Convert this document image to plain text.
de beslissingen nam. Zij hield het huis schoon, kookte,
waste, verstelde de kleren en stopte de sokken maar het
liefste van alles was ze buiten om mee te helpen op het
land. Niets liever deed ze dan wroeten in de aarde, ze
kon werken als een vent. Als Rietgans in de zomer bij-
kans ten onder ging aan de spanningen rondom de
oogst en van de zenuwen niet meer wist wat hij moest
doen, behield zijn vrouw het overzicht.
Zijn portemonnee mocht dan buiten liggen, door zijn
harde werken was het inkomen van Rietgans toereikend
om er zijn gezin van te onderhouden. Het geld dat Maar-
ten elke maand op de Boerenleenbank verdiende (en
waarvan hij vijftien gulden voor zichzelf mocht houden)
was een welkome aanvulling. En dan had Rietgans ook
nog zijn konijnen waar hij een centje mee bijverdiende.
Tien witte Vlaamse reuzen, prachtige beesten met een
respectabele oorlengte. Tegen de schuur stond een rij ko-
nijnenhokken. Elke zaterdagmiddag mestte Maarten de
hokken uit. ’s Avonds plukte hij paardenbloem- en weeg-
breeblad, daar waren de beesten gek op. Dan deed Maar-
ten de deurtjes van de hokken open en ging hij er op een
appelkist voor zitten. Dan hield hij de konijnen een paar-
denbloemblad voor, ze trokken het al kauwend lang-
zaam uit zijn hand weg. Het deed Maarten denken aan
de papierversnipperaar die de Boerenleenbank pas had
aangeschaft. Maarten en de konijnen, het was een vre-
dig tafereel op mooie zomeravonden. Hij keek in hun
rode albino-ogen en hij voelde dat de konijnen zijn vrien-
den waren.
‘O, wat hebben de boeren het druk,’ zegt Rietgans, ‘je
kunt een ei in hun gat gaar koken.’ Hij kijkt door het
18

* * *

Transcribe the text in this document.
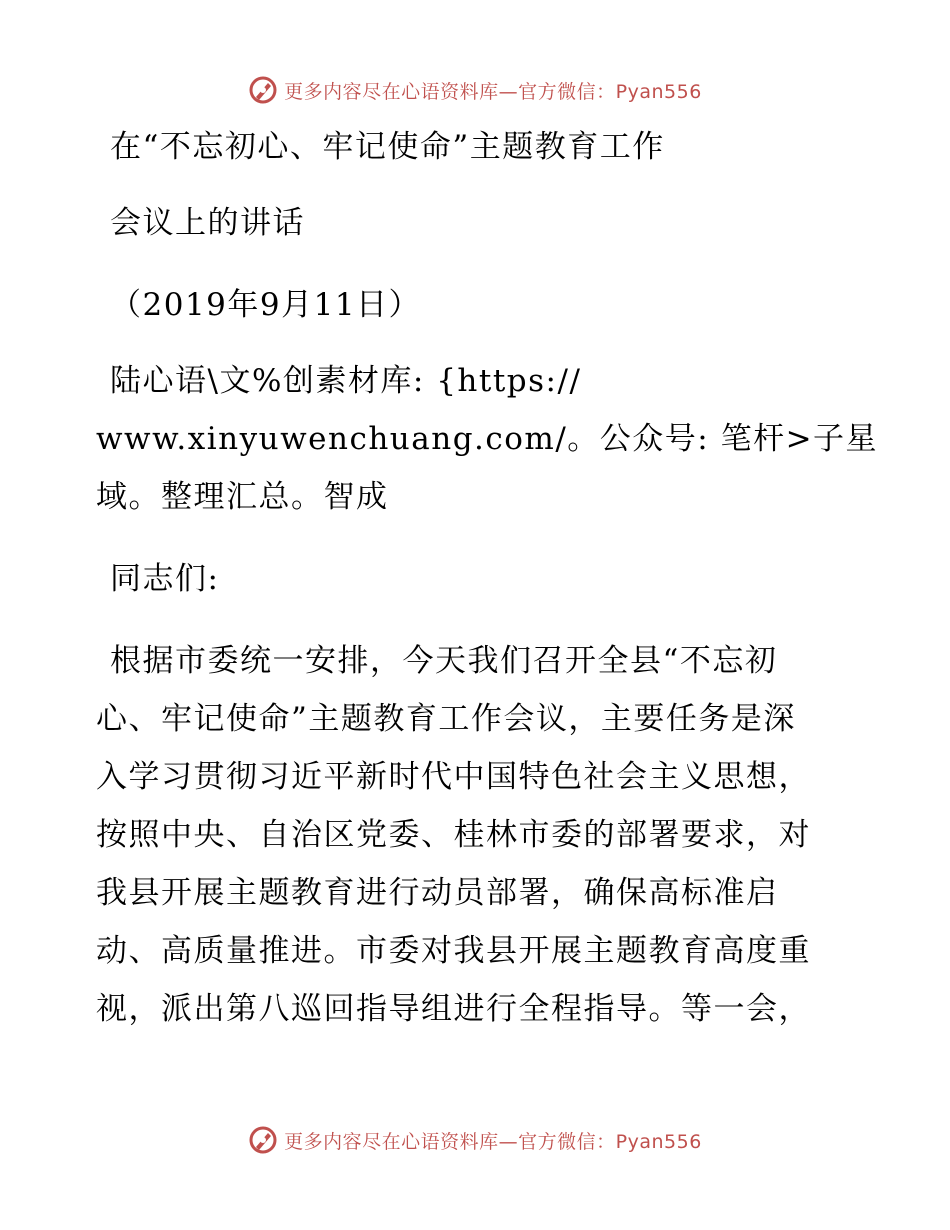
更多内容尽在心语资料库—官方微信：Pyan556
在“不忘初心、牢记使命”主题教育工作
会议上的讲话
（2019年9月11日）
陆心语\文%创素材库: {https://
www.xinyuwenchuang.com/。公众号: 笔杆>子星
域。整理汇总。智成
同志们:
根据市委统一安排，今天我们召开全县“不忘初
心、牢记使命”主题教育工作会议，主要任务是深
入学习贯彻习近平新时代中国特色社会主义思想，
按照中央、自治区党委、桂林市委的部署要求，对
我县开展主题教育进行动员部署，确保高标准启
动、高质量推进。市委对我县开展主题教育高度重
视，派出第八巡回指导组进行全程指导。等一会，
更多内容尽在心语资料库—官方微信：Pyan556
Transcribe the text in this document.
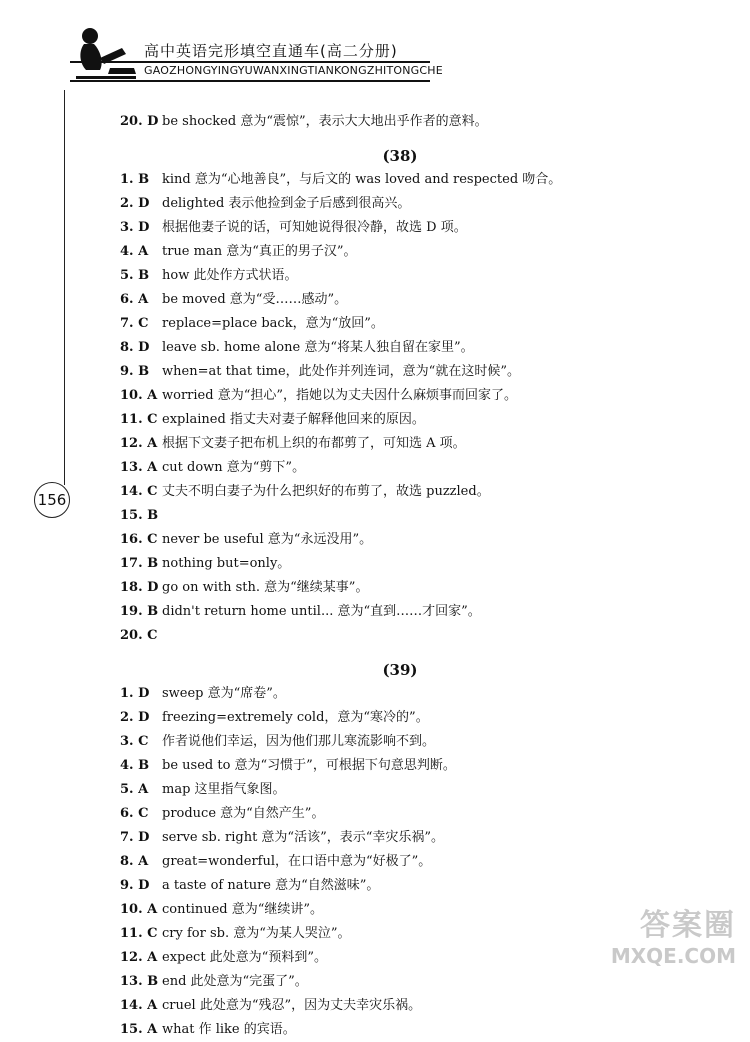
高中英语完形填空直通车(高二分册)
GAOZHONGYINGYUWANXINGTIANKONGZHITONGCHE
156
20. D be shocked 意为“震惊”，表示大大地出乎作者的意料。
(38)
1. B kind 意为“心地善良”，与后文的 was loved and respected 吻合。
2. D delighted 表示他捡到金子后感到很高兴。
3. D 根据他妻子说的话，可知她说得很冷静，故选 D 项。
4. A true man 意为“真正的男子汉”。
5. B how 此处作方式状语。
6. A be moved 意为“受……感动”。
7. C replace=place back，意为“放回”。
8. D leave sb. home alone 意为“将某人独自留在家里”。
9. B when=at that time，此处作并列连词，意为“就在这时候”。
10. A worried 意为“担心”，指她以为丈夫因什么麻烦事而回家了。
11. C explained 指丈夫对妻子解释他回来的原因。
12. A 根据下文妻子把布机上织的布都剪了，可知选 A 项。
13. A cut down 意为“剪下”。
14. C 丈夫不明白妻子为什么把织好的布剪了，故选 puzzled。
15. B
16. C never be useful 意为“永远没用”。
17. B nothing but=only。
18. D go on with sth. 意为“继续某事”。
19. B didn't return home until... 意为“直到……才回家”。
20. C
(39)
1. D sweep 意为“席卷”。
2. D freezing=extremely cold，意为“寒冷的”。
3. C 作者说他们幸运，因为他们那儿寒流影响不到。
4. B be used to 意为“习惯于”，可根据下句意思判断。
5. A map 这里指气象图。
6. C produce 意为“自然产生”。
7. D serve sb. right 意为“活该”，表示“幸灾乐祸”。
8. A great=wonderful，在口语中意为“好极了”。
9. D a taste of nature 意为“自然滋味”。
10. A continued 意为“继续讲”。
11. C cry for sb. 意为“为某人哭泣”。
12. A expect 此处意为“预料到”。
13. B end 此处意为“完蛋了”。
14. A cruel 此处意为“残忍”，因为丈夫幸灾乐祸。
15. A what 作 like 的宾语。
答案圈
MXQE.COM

==

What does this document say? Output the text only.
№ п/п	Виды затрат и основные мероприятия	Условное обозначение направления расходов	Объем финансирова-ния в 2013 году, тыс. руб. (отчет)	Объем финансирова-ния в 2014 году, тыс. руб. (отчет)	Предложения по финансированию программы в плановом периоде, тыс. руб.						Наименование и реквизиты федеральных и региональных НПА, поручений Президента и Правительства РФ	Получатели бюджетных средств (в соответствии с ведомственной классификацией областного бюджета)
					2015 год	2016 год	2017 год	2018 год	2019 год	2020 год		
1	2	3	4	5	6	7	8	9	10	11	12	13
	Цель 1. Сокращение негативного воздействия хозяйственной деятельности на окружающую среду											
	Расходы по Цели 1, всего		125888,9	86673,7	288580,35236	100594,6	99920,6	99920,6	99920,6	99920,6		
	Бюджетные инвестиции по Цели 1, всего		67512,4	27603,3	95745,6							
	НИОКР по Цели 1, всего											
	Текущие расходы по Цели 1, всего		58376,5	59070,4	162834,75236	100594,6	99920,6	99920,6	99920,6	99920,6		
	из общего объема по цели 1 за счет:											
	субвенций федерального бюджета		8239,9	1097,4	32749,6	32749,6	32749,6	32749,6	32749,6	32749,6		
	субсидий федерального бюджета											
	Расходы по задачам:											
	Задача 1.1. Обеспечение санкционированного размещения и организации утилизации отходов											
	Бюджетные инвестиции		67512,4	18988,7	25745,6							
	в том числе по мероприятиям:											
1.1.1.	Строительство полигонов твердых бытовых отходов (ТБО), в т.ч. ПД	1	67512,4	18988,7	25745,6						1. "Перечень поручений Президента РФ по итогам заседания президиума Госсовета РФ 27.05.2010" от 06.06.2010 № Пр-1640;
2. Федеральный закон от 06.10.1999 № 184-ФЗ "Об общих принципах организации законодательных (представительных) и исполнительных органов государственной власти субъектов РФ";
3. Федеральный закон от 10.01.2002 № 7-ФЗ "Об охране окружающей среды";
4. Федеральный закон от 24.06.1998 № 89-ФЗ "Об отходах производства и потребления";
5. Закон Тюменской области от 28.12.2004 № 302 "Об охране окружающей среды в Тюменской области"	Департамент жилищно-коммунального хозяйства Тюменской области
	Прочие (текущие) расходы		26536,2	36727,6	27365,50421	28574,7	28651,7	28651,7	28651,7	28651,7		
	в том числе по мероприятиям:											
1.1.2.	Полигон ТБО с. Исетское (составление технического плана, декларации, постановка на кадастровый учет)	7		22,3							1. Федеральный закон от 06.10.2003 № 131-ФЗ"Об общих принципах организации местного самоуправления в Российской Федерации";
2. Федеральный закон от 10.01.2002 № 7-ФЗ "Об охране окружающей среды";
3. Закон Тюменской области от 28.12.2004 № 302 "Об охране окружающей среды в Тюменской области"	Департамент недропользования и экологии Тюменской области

- Problem description
Among the lines of the material, find those that hold the word "document" and copy them.

- Full output
Convert this document image to plain text.
Transcribe the text in this document.
Transcribe the text in this document.
What does this document say? Output the text only.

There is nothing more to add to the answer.